What you need to do: Make an exact copy of the entries, and keep any pictures out of it.

Task data:

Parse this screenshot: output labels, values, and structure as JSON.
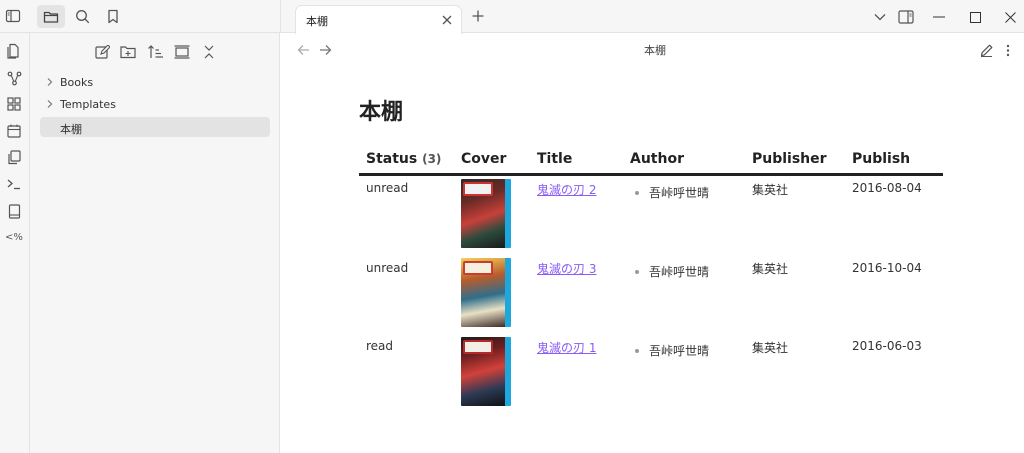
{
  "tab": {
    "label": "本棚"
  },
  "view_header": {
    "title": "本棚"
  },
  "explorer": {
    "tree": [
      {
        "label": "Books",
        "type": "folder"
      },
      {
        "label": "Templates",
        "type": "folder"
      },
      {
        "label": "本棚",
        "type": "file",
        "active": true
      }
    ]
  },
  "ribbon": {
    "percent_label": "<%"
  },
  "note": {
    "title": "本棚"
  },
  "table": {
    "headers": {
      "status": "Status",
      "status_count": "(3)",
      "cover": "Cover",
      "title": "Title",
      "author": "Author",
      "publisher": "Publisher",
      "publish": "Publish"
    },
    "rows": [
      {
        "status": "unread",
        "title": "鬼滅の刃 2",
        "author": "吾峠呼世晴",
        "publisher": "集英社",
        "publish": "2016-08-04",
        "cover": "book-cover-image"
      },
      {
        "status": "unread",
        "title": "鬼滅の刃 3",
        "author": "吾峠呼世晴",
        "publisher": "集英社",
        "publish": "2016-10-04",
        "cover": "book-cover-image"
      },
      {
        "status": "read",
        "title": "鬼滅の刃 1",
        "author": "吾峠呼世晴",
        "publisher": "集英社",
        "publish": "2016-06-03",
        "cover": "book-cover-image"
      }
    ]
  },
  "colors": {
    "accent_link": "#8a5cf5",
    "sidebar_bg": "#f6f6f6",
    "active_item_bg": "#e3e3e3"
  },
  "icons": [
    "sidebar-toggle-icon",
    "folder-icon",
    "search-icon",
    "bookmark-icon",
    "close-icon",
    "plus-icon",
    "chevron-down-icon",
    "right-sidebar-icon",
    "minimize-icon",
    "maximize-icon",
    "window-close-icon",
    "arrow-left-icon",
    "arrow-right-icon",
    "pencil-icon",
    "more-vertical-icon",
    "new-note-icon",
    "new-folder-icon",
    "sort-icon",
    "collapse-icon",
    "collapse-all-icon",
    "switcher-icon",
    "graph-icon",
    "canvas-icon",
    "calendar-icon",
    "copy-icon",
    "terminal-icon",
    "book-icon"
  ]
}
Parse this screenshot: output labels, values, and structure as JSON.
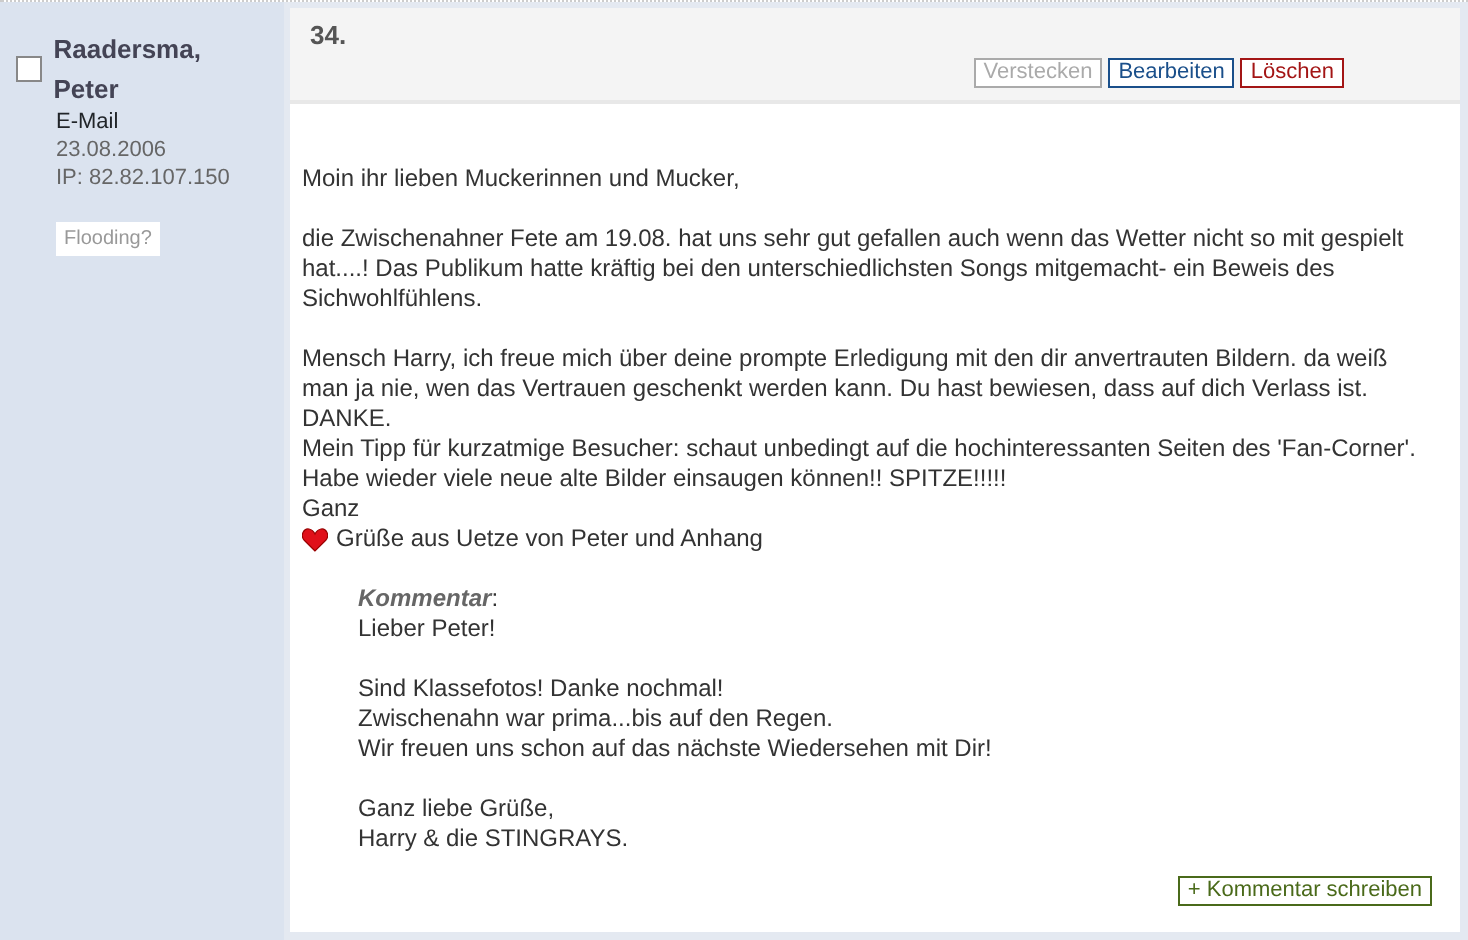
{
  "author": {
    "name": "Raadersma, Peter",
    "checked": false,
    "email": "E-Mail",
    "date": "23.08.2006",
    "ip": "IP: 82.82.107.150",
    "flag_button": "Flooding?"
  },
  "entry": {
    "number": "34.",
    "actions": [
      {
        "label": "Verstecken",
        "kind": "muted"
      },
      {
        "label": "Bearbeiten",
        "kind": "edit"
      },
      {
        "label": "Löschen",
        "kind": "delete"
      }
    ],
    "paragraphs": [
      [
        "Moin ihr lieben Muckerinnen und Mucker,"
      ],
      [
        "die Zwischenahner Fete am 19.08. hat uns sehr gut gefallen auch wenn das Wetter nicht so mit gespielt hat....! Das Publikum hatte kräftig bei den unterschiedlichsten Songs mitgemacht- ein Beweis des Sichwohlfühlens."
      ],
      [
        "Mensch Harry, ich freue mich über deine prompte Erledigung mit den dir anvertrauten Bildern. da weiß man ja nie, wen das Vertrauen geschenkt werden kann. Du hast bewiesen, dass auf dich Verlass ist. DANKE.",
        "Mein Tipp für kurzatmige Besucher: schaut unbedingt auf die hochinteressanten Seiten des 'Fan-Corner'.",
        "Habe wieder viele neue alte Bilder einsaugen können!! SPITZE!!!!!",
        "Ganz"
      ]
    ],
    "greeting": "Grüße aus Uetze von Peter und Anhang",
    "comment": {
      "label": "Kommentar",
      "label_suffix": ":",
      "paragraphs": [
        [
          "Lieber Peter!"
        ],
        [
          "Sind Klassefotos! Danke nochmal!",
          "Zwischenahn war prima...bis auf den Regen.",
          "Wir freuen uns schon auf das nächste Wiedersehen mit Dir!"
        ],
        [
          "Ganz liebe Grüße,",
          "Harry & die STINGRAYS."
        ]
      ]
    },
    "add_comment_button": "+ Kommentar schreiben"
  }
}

Answer to the task:
Parse this screenshot: output labels, values, and structure as JSON.
{
  "tab": {
    "label": "本棚"
  },
  "view_header": {
    "title": "本棚"
  },
  "explorer": {
    "tree": [
      {
        "label": "Books",
        "type": "folder"
      },
      {
        "label": "Templates",
        "type": "folder"
      },
      {
        "label": "本棚",
        "type": "file",
        "active": true
      }
    ]
  },
  "ribbon": {
    "percent_label": "<%"
  },
  "note": {
    "title": "本棚"
  },
  "table": {
    "headers": {
      "status": "Status",
      "status_count": "(3)",
      "cover": "Cover",
      "title": "Title",
      "author": "Author",
      "publisher": "Publisher",
      "publish": "Publish"
    },
    "rows": [
      {
        "status": "unread",
        "title": "鬼滅の刃 2",
        "author": "吾峠呼世晴",
        "publisher": "集英社",
        "publish": "2016-08-04",
        "cover": "book-cover-image"
      },
      {
        "status": "unread",
        "title": "鬼滅の刃 3",
        "author": "吾峠呼世晴",
        "publisher": "集英社",
        "publish": "2016-10-04",
        "cover": "book-cover-image"
      },
      {
        "status": "read",
        "title": "鬼滅の刃 1",
        "author": "吾峠呼世晴",
        "publisher": "集英社",
        "publish": "2016-06-03",
        "cover": "book-cover-image"
      }
    ]
  },
  "colors": {
    "accent_link": "#8a5cf5",
    "sidebar_bg": "#f6f6f6",
    "active_item_bg": "#e3e3e3"
  },
  "icons": [
    "sidebar-toggle-icon",
    "folder-icon",
    "search-icon",
    "bookmark-icon",
    "close-icon",
    "plus-icon",
    "chevron-down-icon",
    "right-sidebar-icon",
    "minimize-icon",
    "maximize-icon",
    "window-close-icon",
    "arrow-left-icon",
    "arrow-right-icon",
    "pencil-icon",
    "more-vertical-icon",
    "new-note-icon",
    "new-folder-icon",
    "sort-icon",
    "collapse-icon",
    "collapse-all-icon",
    "switcher-icon",
    "graph-icon",
    "canvas-icon",
    "calendar-icon",
    "copy-icon",
    "terminal-icon",
    "book-icon"
  ]
}
Parse this screenshot: output labels, values, and structure as JSON.
{
  "author": {
    "name": "Raadersma, Peter",
    "checked": false,
    "email": "E-Mail",
    "date": "23.08.2006",
    "ip": "IP: 82.82.107.150",
    "flag_button": "Flooding?"
  },
  "entry": {
    "number": "34.",
    "actions": [
      {
        "label": "Verstecken",
        "kind": "muted"
      },
      {
        "label": "Bearbeiten",
        "kind": "edit"
      },
      {
        "label": "Löschen",
        "kind": "delete"
      }
    ],
    "paragraphs": [
      [
        "Moin ihr lieben Muckerinnen und Mucker,"
      ],
      [
        "die Zwischenahner Fete am 19.08. hat uns sehr gut gefallen auch wenn das Wetter nicht so mit gespielt hat....! Das Publikum hatte kräftig bei den unterschiedlichsten Songs mitgemacht- ein Beweis des Sichwohlfühlens."
      ],
      [
        "Mensch Harry, ich freue mich über deine prompte Erledigung mit den dir anvertrauten Bildern. da weiß man ja nie, wen das Vertrauen geschenkt werden kann. Du hast bewiesen, dass auf dich Verlass ist. DANKE.",
        "Mein Tipp für kurzatmige Besucher: schaut unbedingt auf die hochinteressanten Seiten des 'Fan-Corner'.",
        "Habe wieder viele neue alte Bilder einsaugen können!! SPITZE!!!!!",
        "Ganz"
      ]
    ],
    "greeting": "Grüße aus Uetze von Peter und Anhang",
    "comment": {
      "label": "Kommentar",
      "label_suffix": ":",
      "paragraphs": [
        [
          "Lieber Peter!"
        ],
        [
          "Sind Klassefotos! Danke nochmal!",
          "Zwischenahn war prima...bis auf den Regen.",
          "Wir freuen uns schon auf das nächste Wiedersehen mit Dir!"
        ],
        [
          "Ganz liebe Grüße,",
          "Harry & die STINGRAYS."
        ]
      ]
    },
    "add_comment_button": "+ Kommentar schreiben"
  }
}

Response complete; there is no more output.